PROBLEM TO SOLVE
Return every line of the entries that includes the word "oder".

Dataset rows for document pages:
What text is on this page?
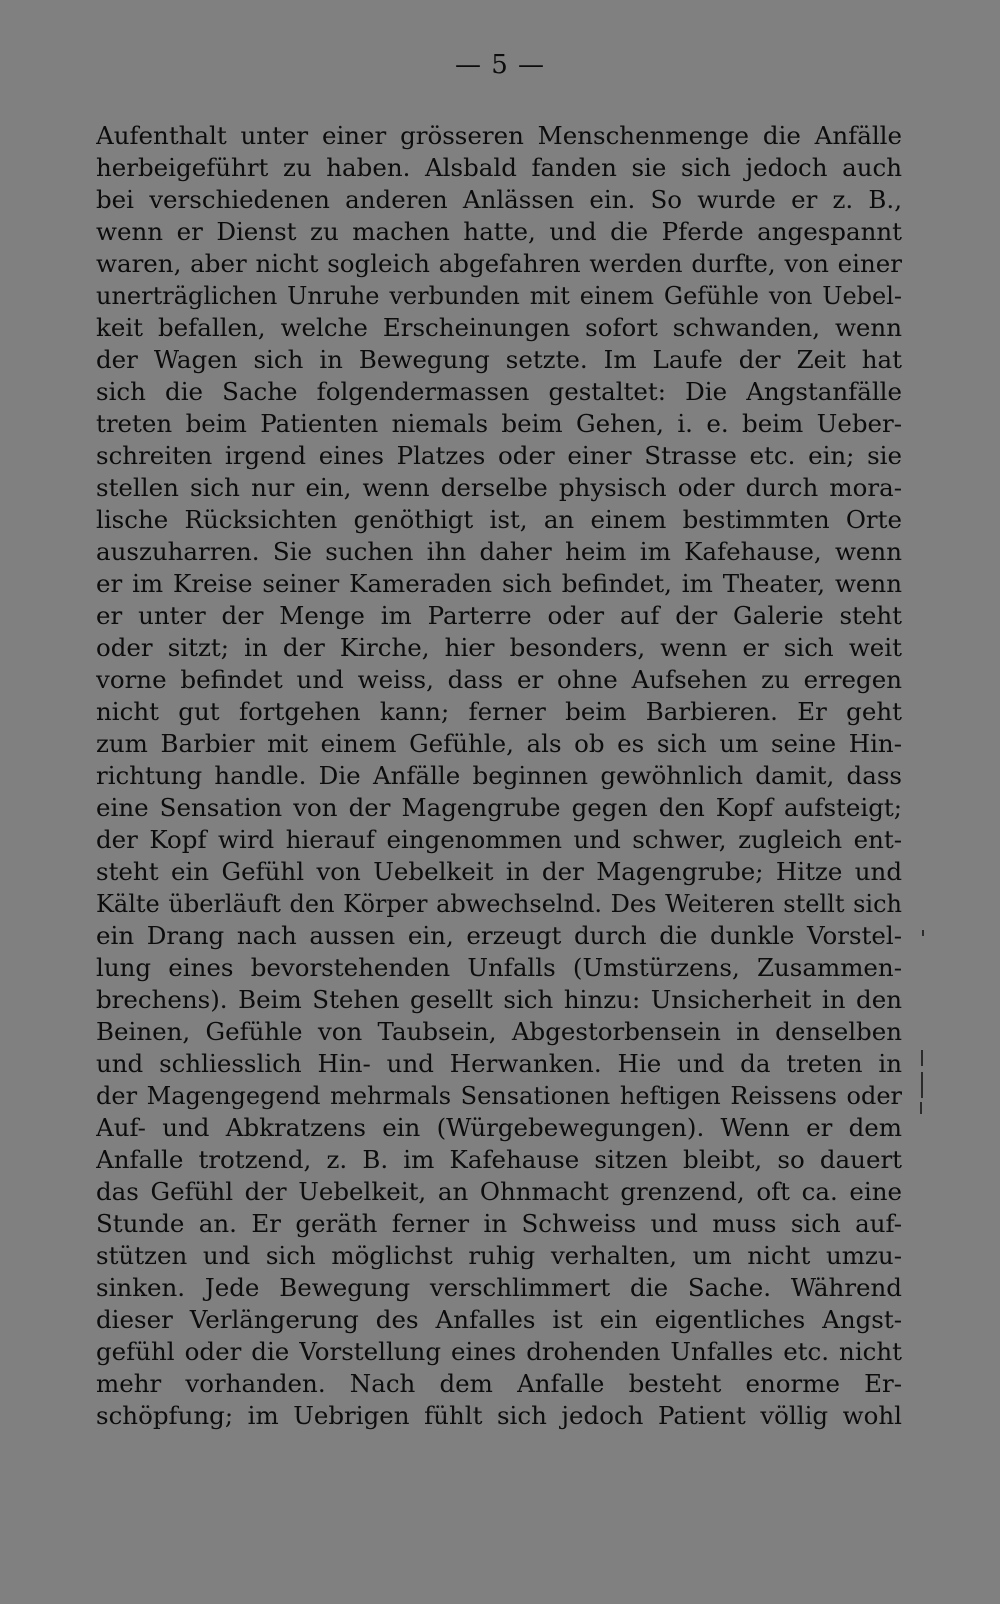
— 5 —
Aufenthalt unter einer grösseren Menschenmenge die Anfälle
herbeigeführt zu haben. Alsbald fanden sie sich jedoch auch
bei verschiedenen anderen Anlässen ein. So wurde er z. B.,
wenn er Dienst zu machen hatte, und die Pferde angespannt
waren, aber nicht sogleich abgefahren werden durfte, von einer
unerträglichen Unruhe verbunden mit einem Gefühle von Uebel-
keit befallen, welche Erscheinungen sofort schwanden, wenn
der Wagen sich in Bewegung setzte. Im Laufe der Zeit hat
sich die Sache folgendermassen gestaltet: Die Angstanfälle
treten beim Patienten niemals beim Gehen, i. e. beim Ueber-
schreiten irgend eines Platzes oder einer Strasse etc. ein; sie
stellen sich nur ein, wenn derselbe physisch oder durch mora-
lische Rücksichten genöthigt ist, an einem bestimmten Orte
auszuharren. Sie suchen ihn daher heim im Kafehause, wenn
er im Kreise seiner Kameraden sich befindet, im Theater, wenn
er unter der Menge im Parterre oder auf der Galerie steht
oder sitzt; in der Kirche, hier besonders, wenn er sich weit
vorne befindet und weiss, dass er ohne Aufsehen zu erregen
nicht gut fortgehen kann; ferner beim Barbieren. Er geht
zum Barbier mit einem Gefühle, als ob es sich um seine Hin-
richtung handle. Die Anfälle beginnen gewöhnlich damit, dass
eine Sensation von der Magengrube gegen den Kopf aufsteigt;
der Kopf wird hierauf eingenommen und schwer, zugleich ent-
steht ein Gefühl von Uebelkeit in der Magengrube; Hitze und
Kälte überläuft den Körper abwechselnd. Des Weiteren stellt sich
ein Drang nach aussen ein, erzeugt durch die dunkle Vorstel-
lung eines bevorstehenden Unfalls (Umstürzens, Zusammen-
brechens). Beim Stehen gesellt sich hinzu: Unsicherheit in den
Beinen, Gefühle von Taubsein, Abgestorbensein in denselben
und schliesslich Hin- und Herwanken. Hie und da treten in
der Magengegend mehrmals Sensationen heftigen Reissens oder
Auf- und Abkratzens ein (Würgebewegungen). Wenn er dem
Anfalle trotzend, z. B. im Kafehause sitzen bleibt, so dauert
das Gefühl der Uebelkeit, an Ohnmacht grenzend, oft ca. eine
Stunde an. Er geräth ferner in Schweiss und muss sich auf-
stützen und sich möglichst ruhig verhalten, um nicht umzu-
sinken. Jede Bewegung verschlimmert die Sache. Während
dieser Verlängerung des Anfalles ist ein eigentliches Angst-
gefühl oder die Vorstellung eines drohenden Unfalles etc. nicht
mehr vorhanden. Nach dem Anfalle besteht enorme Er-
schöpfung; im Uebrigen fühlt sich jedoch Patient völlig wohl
==
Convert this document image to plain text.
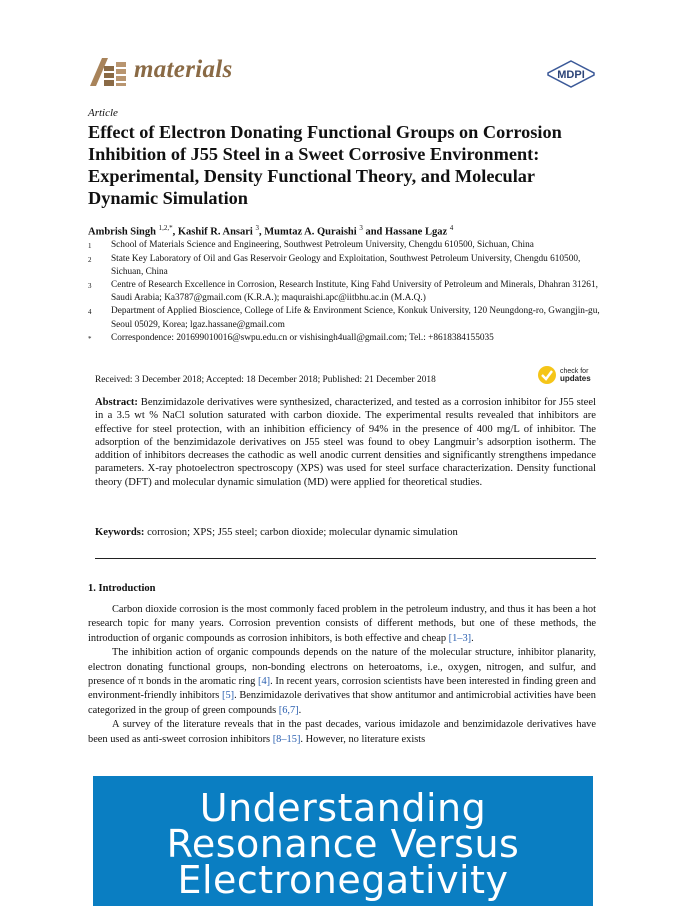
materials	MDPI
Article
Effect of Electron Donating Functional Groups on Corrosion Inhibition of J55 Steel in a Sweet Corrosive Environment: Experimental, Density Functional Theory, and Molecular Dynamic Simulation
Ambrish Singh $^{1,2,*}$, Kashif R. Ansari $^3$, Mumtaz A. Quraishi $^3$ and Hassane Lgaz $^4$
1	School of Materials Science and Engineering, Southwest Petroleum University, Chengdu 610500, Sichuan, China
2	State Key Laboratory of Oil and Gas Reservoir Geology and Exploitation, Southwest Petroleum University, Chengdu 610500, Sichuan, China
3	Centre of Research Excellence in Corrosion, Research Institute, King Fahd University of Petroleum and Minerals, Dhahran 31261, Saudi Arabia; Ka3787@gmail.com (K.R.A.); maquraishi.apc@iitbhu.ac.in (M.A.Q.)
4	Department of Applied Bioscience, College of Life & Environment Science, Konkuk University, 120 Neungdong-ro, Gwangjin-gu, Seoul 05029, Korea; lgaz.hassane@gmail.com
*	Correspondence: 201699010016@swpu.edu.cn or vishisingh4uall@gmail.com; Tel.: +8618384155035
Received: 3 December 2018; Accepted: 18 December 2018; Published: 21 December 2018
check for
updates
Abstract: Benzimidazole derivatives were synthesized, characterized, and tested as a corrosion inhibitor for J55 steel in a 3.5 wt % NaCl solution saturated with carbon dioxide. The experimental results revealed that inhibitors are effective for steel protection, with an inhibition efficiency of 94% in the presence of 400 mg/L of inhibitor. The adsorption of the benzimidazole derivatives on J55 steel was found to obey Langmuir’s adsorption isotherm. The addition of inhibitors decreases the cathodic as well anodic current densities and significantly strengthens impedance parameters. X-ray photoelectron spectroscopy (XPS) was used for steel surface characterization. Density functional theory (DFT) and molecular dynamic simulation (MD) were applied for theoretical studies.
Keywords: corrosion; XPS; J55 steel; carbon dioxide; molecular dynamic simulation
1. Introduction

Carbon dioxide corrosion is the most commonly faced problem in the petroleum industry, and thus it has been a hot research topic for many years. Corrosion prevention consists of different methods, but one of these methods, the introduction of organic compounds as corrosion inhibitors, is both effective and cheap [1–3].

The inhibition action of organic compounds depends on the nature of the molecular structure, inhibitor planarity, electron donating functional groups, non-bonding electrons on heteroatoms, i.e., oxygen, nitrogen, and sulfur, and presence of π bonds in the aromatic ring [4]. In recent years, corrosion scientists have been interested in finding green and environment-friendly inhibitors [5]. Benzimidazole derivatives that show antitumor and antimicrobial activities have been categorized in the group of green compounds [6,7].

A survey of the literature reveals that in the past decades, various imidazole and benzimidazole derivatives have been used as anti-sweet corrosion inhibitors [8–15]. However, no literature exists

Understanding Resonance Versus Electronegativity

RESPONSE
schreiten irgend eines Platzes oder einer Strasse etc. ein; sie
stellen sich nur ein, wenn derselbe physisch oder durch mora-
er unter der Menge im Parterre oder auf der Galerie steht
oder sitzt; in der Kirche, hier besonders, wenn er sich weit
der Magengegend mehrmals Sensationen heftigen Reissens oder
gefühl oder die Vorstellung eines drohenden Unfalles etc. nicht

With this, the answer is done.